Omit every picture and output the rest of the records exactly as they are.

** begin **

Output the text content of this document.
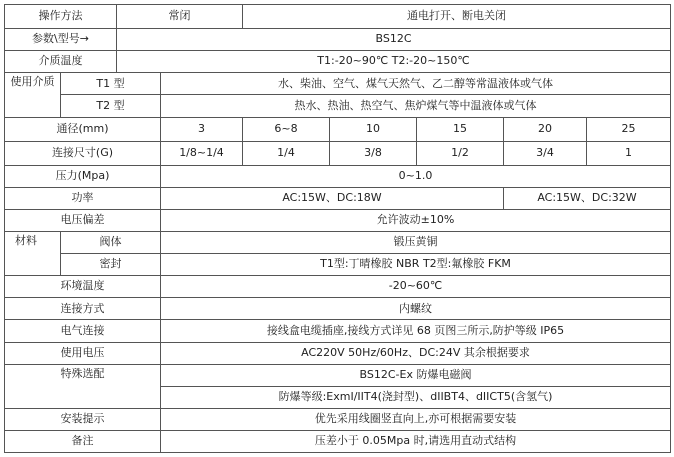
操作方法		常闭		通电打开、断电关闭				
参数\型号→		BS12C						
介质温度		T1:-20~90℃ T2:-20~150℃						
使用介质	T1 型		水、柴油、空气、煤气天然气、乙二醇等常温液体或气体					
	T2 型		热水、热油、热空气、焦炉煤气等中温液体或气体					
通径(mm)			3	6~8	10	15	20	25
连接尺寸(G)			1/8~1/4	1/4	3/8	1/2	3/4	1
压力(Mpa)			0~1.0					
功率			AC:15W、DC:18W				AC:15W、DC:32W	
电压偏差			允许波动±10%					
材料	阀体		锻压黄铜					
	密封		T1型:丁晴橡胶 NBR T2型:氟橡胶 FKM					
环境温度			-20~60℃					
连接方式			内螺纹					
电气连接			接线盒电缆插座,接线方式详见 68 页图三所示,防护等级 IP65					
使用电压			AC220V 50Hz/60Hz、DC:24V 其余根据要求					
特殊选配			BS12C-Ex 防爆电磁阀					
			防爆等级:ExmI/IIT4(浇封型)、dIIBT4、dIICT5(含氢气)					
安装提示			优先采用线圈竖直向上,亦可根据需要安装					
备注			压差小于 0.05Mpa 时,请选用直动式结构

** end **

:: TASK SOLUTION ::
Output the text content of this document.
操作方法		常闭		通电打开、断电关闭				
参数\型号→		BS12C						
介质温度		T1:-20~90℃ T2:-20~150℃						
使用介质	T1 型		水、柴油、空气、煤气天然气、乙二醇等常温液体或气体					
	T2 型		热水、热油、热空气、焦炉煤气等中温液体或气体					
通径(mm)			3	6~8	10	15	20	25
连接尺寸(G)			1/8~1/4	1/4	3/8	1/2	3/4	1
压力(Mpa)			0~1.0					
功率			AC:15W、DC:18W				AC:15W、DC:32W	
电压偏差			允许波动±10%					
材料	阀体		锻压黄铜					
	密封		T1型:丁晴橡胶 NBR T2型:氟橡胶 FKM					
环境温度			-20~60℃					
连接方式			内螺纹					
电气连接			接线盒电缆插座,接线方式详见 68 页图三所示,防护等级 IP65					
使用电压			AC220V 50Hz/60Hz、DC:24V 其余根据要求					
特殊选配			BS12C-Ex 防爆电磁阀					
			防爆等级:ExmI/IIT4(浇封型)、dIIBT4、dIICT5(含氢气)					
安装提示			优先采用线圈竖直向上,亦可根据需要安装					
备注			压差小于 0.05Mpa 时,请选用直动式结构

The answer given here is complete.